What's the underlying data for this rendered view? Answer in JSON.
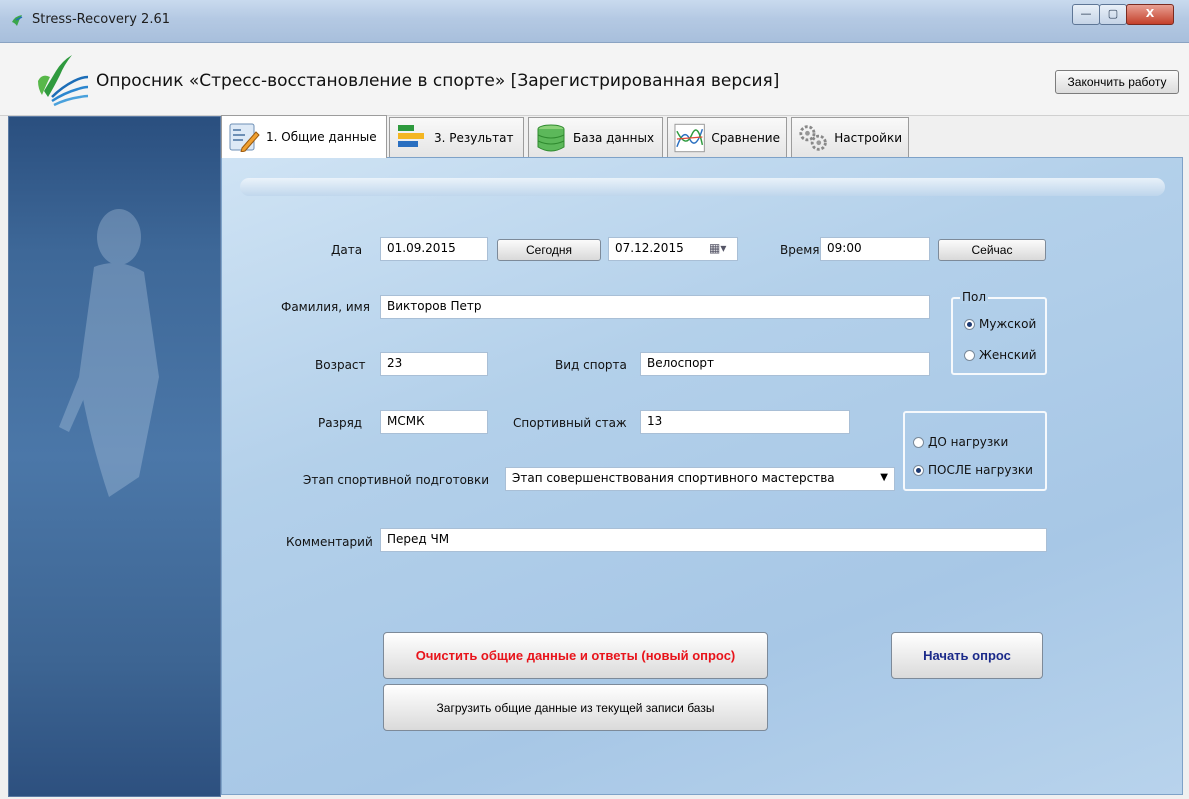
{
  "window": {
    "title": "Stress-Recovery 2.61",
    "controls": {
      "minimize": "—",
      "maximize": "▢",
      "close": "X"
    }
  },
  "header": {
    "heading": "Опросник «Стресс-восстановление в спорте» [Зарегистрированная версия]",
    "finish_button": "Закончить работу"
  },
  "tabs": [
    {
      "label": "1. Общие данные",
      "icon": "form-edit-icon",
      "active": true
    },
    {
      "label": "3. Результат",
      "icon": "bar-chart-icon",
      "active": false
    },
    {
      "label": "База данных",
      "icon": "database-icon",
      "active": false
    },
    {
      "label": "Сравнение",
      "icon": "line-chart-icon",
      "active": false
    },
    {
      "label": "Настройки",
      "icon": "gears-icon",
      "active": false
    }
  ],
  "form": {
    "date_label": "Дата",
    "date_value": "01.09.2015",
    "today_button": "Сегодня",
    "picker_date": "07.12.2015",
    "time_label": "Время",
    "time_value": "09:00",
    "now_button": "Сейчас",
    "name_label": "Фамилия, имя",
    "name_value": "Викторов Петр",
    "age_label": "Возраст",
    "age_value": "23",
    "sport_label": "Вид спорта",
    "sport_value": "Велоспорт",
    "rank_label": "Разряд",
    "rank_value": "МСМК",
    "experience_label": "Спортивный стаж",
    "experience_value": "13",
    "stage_label": "Этап спортивной подготовки",
    "stage_value": "Этап совершенствования спортивного мастерства",
    "comment_label": "Комментарий",
    "comment_value": "Перед ЧМ"
  },
  "gender": {
    "legend": "Пол",
    "options": [
      {
        "label": "Мужской",
        "selected": true
      },
      {
        "label": "Женский",
        "selected": false
      }
    ]
  },
  "load": {
    "options": [
      {
        "label": "ДО нагрузки",
        "selected": false
      },
      {
        "label": "ПОСЛЕ нагрузки",
        "selected": true
      }
    ]
  },
  "actions": {
    "clear_button": "Очистить общие данные и ответы (новый опрос)",
    "load_button": "Загрузить общие данные из текущей записи базы",
    "start_button": "Начать опрос"
  },
  "colors": {
    "clear_text": "#e8141b",
    "start_text": "#1b2a8a",
    "panel_bg": "#a7c7e6"
  }
}
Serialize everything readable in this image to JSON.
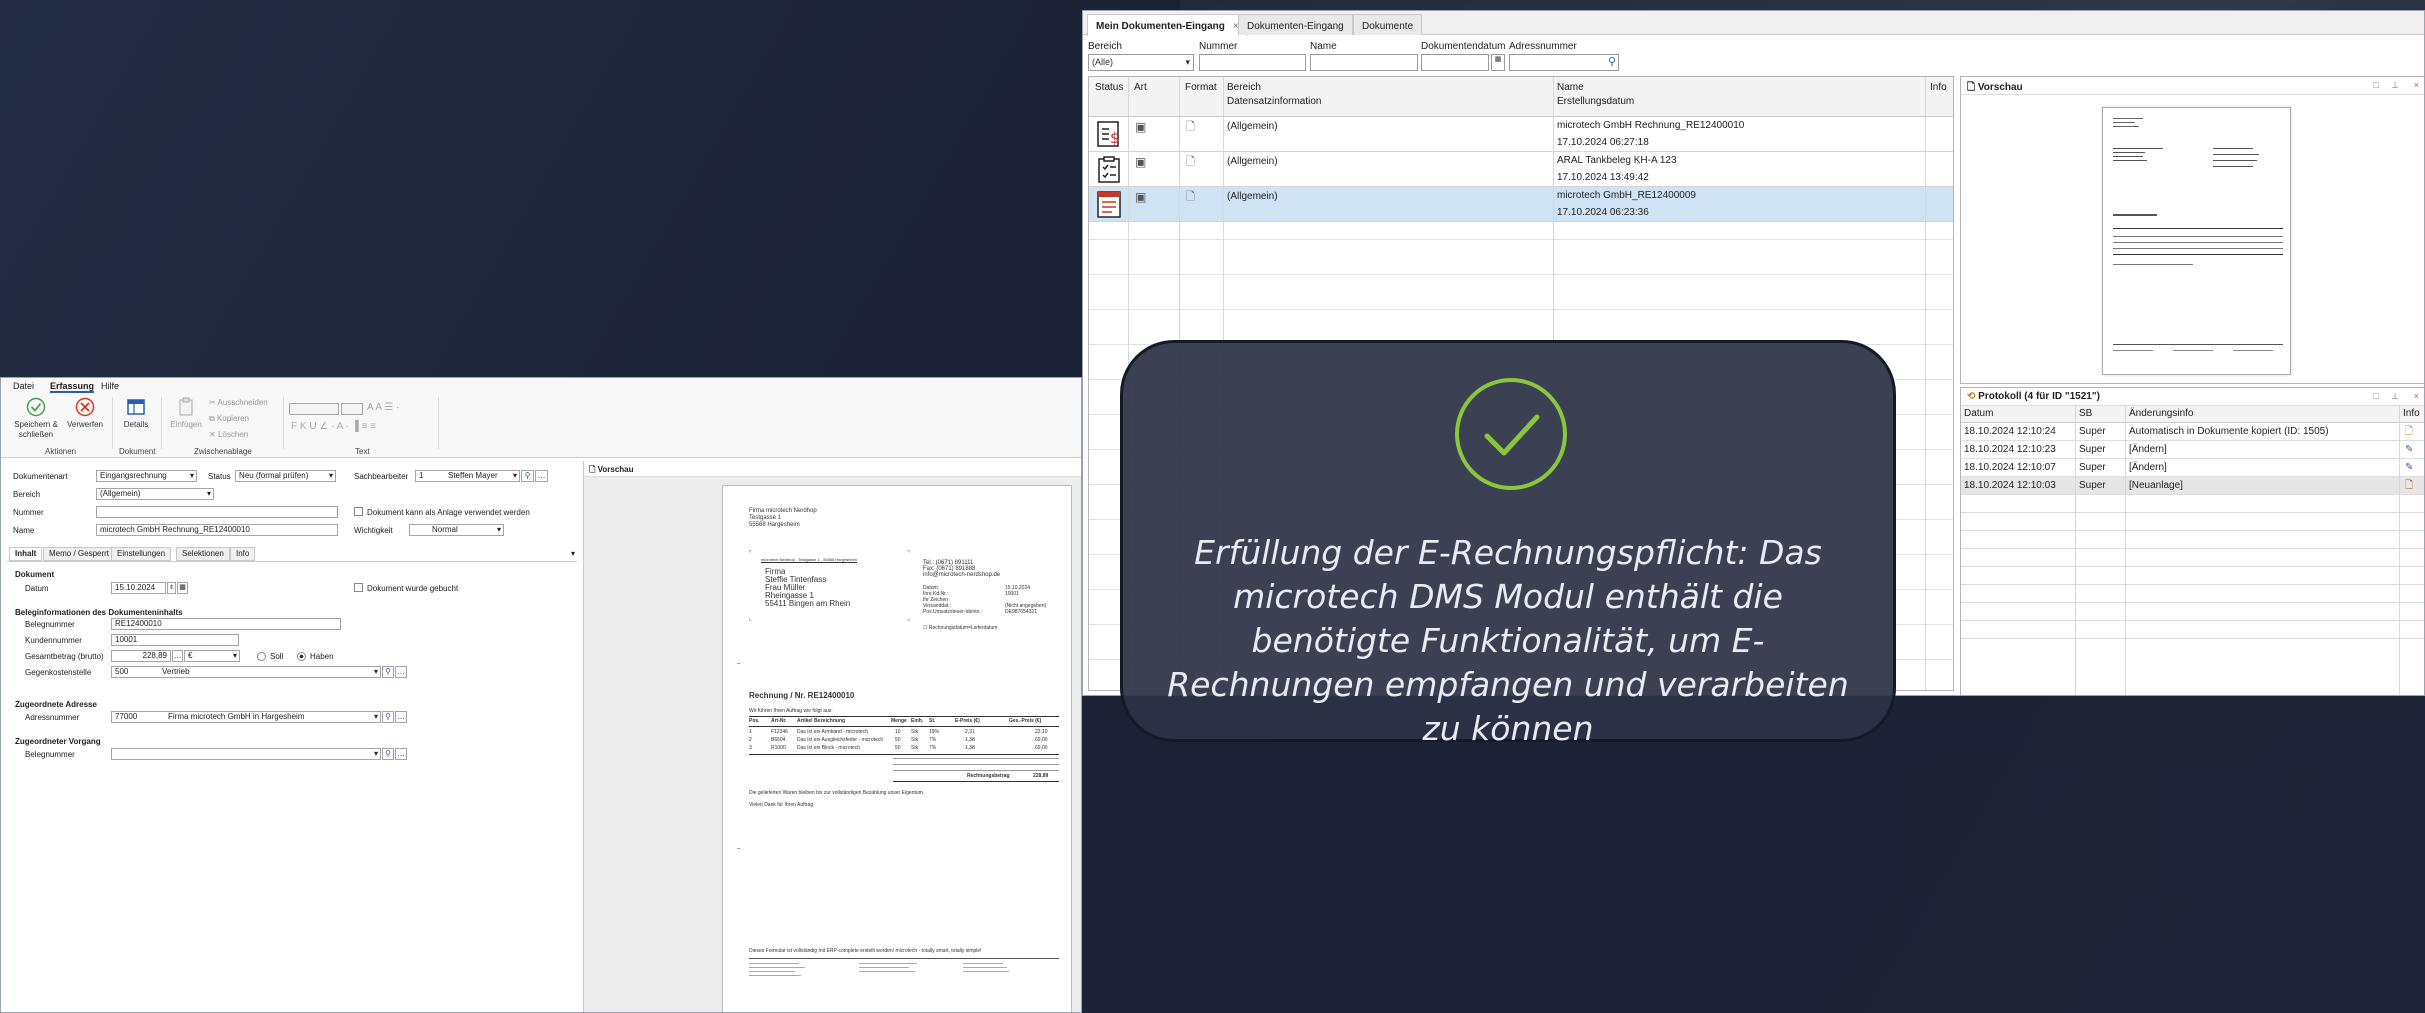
{
  "right_window": {
    "tabs": [
      {
        "label": "Mein Dokumenten-Eingang",
        "close": "×"
      },
      {
        "label": "Dokumenten-Eingang"
      },
      {
        "label": "Dokumente"
      }
    ],
    "filters": {
      "bereich_label": "Bereich",
      "bereich_value": "(Alle)",
      "nummer_label": "Nummer",
      "name_label": "Name",
      "datum_label": "Dokumentendatum",
      "adress_label": "Adressnummer"
    },
    "columns": {
      "status": "Status",
      "art": "Art",
      "format": "Format",
      "bereich": "Bereich",
      "datensatz": "Datensatzinformation",
      "name": "Name",
      "erstellung": "Erstellungsdatum",
      "info": "Info"
    },
    "rows": [
      {
        "bereich": "(Allgemein)",
        "name": "microtech GmbH Rechnung_RE12400010",
        "datum": "17.10.2024 06:27:18"
      },
      {
        "bereich": "(Allgemein)",
        "name": "ARAL Tankbeleg KH-A 123",
        "datum": "17.10.2024 13:49:42"
      },
      {
        "bereich": "(Allgemein)",
        "name": "microtech GmbH_RE12400009",
        "datum": "17.10.2024 06:23:36"
      }
    ],
    "vorschau_title": "Vorschau",
    "protokoll": {
      "title": "Protokoll (4 für ID \"1521\")",
      "columns": {
        "datum": "Datum",
        "sb": "SB",
        "info": "Änderungsinfo",
        "info2": "Info"
      },
      "rows": [
        {
          "datum": "18.10.2024 12:10:24",
          "sb": "Super",
          "info": "Automatisch in Dokumente kopiert (ID: 1505)"
        },
        {
          "datum": "18.10.2024 12:10:23",
          "sb": "Super",
          "info": "[Ändern]"
        },
        {
          "datum": "18.10.2024 12:10:07",
          "sb": "Super",
          "info": "[Ändern]"
        },
        {
          "datum": "18.10.2024 12:10:03",
          "sb": "Super",
          "info": "[Neuanlage]"
        }
      ]
    }
  },
  "left_window": {
    "menu": {
      "datei": "Datei",
      "erfassung": "Erfassung",
      "hilfe": "Hilfe"
    },
    "ribbon": {
      "save": "Speichern & schließen",
      "discard": "Verwerfen",
      "details": "Details",
      "paste": "Einfügen",
      "cut": "Ausschneiden",
      "copy": "Kopieren",
      "delete": "Löschen",
      "groups": {
        "aktionen": "Aktionen",
        "dokument": "Dokument",
        "zwischenablage": "Zwischenablage",
        "text": "Text"
      }
    },
    "form": {
      "dokumentenart_label": "Dokumentenart",
      "dokumentenart": "Eingangsrechnung",
      "status_label": "Status",
      "status": "Neu (formal prüfen)",
      "sachbearbeiter_label": "Sachbearbeiter",
      "sachbearbeiter_nr": "1",
      "sachbearbeiter": "Steffen Mayer",
      "bereich_label": "Bereich",
      "bereich": "(Allgemein)",
      "nummer_label": "Nummer",
      "name_label": "Name",
      "name": "microtech GmbH Rechnung_RE12400010",
      "anlage_label": "Dokument kann als Anlage verwendet werden",
      "wichtigkeit_label": "Wichtigkeit",
      "wichtigkeit": "Normal"
    },
    "subtabs": [
      "Inhalt",
      "Memo / Gesperrt",
      "Einstellungen",
      "Selektionen",
      "Info"
    ],
    "inhalt": {
      "dokument_section": "Dokument",
      "datum_label": "Datum",
      "datum": "15.10.2024",
      "gebucht_label": "Dokument wurde gebucht",
      "beleg_section": "Beleginformationen des Dokumenteninhalts",
      "belegnummer_label": "Belegnummer",
      "belegnummer": "RE12400010",
      "kundennummer_label": "Kundennummer",
      "kundennummer": "10001",
      "betrag_label": "Gesamtbetrag (brutto)",
      "betrag": "228,89",
      "waehrung": "€",
      "soll": "Soll",
      "haben": "Haben",
      "gegenkonto_label": "Gegenkostenstelle",
      "gegenkonto_nr": "500",
      "gegenkonto": "Vertrieb",
      "adresse_section": "Zugeordnete Adresse",
      "adressnummer_label": "Adressnummer",
      "adressnummer": "77000",
      "adresse": "Firma microtech GmbH in Hargesheim",
      "vorgang_section": "Zugeordneter Vorgang",
      "vorgang_beleg_label": "Belegnummer"
    },
    "vorschau_title": "Vorschau",
    "document": {
      "sender": "Firma microtech Nerdhop",
      "sender_street": "Testgasse 1",
      "sender_city": "55568 Hargesheim",
      "return_line": "microtech Nerdhop - Testgasse 1 - 55568 Hargesheim",
      "recipient": [
        "Firma",
        "Steffie Tintenfass",
        "Frau Müller",
        "Rheingasse 1",
        "55411 Bingen am Rhein"
      ],
      "contact": [
        "Tel.: (0671) 891111",
        "Fax: (0671) 891888",
        "info@microtech-nerdshop.de"
      ],
      "meta_labels": [
        "Datum:",
        "Ihre Kd.Nr.:",
        "Ihr Zeichen",
        "Versanddat.:",
        "Pos.Umsatzsteuer-Identn.:"
      ],
      "meta_values": [
        "15.10.2024",
        "10001",
        "",
        "(Nicht angegeben)",
        "DE987654321"
      ],
      "title": "Rechnung / Nr. RE12400010",
      "intro": "Wir führen Ihren Auftrag wie folgt aus:",
      "table_head": [
        "Pos.",
        "Art-Nr.",
        "Artikel Bezeichnung",
        "Menge",
        "Einh.",
        "St.",
        "E-Preis (€)",
        "Ges.-Preis (€)"
      ],
      "table_rows": [
        [
          "1",
          "F12346",
          "Das ist ein Armband - microtech",
          "10",
          "Stk",
          "19%",
          "2,31",
          "23,10"
        ],
        [
          "2",
          "B6604",
          "Das ist ein Ausgleichsfeder - microtech",
          "50",
          "Stk",
          "7%",
          "1,38",
          "69,00"
        ],
        [
          "3",
          "R1000",
          "Das ist ein Block - microtech",
          "50",
          "Stk",
          "7%",
          "1,38",
          "69,00"
        ]
      ],
      "totals_label": "Rechnungsbetrag",
      "totals_value": "228,89",
      "note": "Die gelieferten Waren bleiben bis zur vollständigen Bezahlung unser Eigentum.",
      "thanks": "Vielen Dank für Ihren Auftrag.",
      "footer": "Dieses Formular ist vollständig mit ERP-complete erstellt worden! microtech - totally smart, totally simple!"
    }
  },
  "overlay": {
    "text": "Erfüllung der E-Rechnungspflicht: Das microtech DMS Modul enthält die benötigte Funktionalität, um E-Rechnungen empfangen und verarbeiten zu können",
    "icon": "checkmark-circle-icon",
    "accent_color": "#8cc63f"
  }
}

**********

*Direction*
Provide only the number of lines in the records containing the string "Nerdhop".

*Reply*
2